### Extracted entries
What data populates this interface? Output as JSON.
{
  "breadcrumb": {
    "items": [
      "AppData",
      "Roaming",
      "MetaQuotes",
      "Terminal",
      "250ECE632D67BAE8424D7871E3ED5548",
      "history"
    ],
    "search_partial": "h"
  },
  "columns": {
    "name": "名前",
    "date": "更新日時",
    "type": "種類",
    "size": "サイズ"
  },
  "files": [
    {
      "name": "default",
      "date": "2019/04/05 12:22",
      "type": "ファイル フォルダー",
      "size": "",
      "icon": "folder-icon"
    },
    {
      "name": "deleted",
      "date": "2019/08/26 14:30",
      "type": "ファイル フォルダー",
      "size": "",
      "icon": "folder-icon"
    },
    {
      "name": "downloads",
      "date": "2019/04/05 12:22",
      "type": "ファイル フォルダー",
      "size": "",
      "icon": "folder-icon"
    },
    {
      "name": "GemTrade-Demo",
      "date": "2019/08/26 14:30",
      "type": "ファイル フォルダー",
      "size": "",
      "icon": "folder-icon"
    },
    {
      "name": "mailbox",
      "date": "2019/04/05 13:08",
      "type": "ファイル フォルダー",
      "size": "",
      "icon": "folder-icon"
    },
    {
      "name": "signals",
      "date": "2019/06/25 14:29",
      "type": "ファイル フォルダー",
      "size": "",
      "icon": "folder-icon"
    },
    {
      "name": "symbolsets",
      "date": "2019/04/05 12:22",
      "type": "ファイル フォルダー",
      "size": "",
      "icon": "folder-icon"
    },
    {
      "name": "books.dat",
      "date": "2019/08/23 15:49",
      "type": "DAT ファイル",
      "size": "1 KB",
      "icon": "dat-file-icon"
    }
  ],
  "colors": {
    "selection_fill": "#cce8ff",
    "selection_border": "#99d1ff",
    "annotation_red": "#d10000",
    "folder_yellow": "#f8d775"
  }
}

### What is being asked
Your task is to give the records above again, exactly.

### Solution for this problem
What data populates this interface? Output as JSON.
{
  "breadcrumb": {
    "items": [
      "AppData",
      "Roaming",
      "MetaQuotes",
      "Terminal",
      "250ECE632D67BAE8424D7871E3ED5548",
      "history"
    ],
    "search_partial": "h"
  },
  "columns": {
    "name": "名前",
    "date": "更新日時",
    "type": "種類",
    "size": "サイズ"
  },
  "files": [
    {
      "name": "default",
      "date": "2019/04/05 12:22",
      "type": "ファイル フォルダー",
      "size": "",
      "icon": "folder-icon"
    },
    {
      "name": "deleted",
      "date": "2019/08/26 14:30",
      "type": "ファイル フォルダー",
      "size": "",
      "icon": "folder-icon"
    },
    {
      "name": "downloads",
      "date": "2019/04/05 12:22",
      "type": "ファイル フォルダー",
      "size": "",
      "icon": "folder-icon"
    },
    {
      "name": "GemTrade-Demo",
      "date": "2019/08/26 14:30",
      "type": "ファイル フォルダー",
      "size": "",
      "icon": "folder-icon"
    },
    {
      "name": "mailbox",
      "date": "2019/04/05 13:08",
      "type": "ファイル フォルダー",
      "size": "",
      "icon": "folder-icon"
    },
    {
      "name": "signals",
      "date": "2019/06/25 14:29",
      "type": "ファイル フォルダー",
      "size": "",
      "icon": "folder-icon"
    },
    {
      "name": "symbolsets",
      "date": "2019/04/05 12:22",
      "type": "ファイル フォルダー",
      "size": "",
      "icon": "folder-icon"
    },
    {
      "name": "books.dat",
      "date": "2019/08/23 15:49",
      "type": "DAT ファイル",
      "size": "1 KB",
      "icon": "dat-file-icon"
    }
  ],
  "colors": {
    "selection_fill": "#cce8ff",
    "selection_border": "#99d1ff",
    "annotation_red": "#d10000",
    "folder_yellow": "#f8d775"
  }
}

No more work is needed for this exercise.